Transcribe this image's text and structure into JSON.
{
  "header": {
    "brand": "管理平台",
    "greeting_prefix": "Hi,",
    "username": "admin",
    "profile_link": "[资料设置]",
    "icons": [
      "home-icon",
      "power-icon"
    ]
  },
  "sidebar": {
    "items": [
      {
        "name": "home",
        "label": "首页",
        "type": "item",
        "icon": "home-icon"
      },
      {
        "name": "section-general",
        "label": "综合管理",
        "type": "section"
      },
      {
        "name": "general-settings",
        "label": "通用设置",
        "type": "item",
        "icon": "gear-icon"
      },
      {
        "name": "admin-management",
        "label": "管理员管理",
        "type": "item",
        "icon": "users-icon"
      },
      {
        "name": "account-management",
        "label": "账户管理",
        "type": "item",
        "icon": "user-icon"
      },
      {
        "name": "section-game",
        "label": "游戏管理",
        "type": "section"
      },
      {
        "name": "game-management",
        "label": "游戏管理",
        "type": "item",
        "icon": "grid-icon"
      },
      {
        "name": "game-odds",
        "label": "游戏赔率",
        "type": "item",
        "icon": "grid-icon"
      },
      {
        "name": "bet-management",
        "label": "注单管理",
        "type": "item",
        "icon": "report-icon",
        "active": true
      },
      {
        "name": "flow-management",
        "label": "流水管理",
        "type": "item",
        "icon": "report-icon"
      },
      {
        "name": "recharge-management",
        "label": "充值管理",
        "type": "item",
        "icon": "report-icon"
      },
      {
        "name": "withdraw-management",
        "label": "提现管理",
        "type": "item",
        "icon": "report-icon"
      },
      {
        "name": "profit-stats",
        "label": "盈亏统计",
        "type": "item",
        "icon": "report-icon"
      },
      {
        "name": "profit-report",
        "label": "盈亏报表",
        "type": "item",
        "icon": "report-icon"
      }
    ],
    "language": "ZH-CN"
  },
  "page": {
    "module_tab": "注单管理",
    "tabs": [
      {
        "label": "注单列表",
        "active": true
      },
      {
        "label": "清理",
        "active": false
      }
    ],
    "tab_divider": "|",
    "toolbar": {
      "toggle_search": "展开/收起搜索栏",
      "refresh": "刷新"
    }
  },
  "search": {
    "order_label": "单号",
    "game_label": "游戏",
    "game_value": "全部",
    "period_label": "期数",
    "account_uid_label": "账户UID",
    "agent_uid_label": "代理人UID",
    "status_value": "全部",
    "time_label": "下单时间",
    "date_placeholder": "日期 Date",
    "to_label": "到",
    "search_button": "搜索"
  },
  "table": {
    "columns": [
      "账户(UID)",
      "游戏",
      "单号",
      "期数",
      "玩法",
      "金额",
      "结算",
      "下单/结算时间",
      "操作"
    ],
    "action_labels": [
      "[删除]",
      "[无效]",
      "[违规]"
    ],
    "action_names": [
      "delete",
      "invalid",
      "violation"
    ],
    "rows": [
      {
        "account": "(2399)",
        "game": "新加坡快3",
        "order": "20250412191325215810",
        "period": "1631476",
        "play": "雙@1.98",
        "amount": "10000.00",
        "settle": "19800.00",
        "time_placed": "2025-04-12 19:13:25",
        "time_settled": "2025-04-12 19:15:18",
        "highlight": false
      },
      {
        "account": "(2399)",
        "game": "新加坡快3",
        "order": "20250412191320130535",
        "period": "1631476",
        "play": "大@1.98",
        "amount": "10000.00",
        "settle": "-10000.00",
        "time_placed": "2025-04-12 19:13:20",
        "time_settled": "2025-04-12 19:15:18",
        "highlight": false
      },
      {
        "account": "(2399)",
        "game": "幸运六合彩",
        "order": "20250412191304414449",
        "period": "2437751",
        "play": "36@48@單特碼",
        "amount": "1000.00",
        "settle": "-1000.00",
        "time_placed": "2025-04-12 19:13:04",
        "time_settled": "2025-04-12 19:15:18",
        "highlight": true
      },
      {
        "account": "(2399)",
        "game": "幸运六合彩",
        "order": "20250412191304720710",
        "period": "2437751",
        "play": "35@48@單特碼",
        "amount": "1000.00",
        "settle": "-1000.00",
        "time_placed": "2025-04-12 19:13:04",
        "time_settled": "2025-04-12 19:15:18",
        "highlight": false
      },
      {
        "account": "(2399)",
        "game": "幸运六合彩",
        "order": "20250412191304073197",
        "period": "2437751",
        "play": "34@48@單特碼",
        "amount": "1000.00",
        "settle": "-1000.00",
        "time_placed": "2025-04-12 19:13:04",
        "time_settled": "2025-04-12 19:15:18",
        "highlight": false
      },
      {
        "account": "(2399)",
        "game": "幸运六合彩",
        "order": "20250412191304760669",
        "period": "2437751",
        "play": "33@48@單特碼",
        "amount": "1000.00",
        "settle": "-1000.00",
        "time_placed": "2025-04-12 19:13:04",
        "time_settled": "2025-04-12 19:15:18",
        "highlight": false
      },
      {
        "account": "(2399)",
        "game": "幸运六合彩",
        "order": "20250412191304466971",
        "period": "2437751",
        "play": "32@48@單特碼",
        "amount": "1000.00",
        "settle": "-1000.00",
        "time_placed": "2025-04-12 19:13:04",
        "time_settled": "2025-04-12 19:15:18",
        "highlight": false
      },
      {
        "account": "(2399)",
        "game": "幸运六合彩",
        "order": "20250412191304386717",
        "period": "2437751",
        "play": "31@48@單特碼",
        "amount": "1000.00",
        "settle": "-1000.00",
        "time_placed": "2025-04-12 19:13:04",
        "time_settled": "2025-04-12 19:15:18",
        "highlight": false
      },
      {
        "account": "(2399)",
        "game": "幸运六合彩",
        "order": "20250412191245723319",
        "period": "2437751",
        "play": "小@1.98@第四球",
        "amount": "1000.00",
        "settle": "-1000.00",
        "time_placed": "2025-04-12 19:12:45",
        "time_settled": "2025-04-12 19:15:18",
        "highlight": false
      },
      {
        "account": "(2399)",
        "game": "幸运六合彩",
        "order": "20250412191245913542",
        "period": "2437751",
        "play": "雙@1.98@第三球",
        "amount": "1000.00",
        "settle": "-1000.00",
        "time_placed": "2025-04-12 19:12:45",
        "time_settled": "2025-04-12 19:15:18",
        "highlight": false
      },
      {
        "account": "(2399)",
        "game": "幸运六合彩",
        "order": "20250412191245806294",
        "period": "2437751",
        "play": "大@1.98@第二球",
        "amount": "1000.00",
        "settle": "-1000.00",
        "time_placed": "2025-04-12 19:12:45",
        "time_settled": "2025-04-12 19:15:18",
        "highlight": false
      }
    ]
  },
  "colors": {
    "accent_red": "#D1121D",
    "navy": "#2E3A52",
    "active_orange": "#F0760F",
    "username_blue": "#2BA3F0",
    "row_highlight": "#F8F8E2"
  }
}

• • • •

In the records above, find each line with the word "management" and copy it.

◆ **Answer to the problem**
        "name": "admin-management",
        "name": "account-management",
        "name": "game-management",
        "name": "bet-management",
        "name": "flow-management",
        "name": "recharge-management",
        "name": "withdraw-management",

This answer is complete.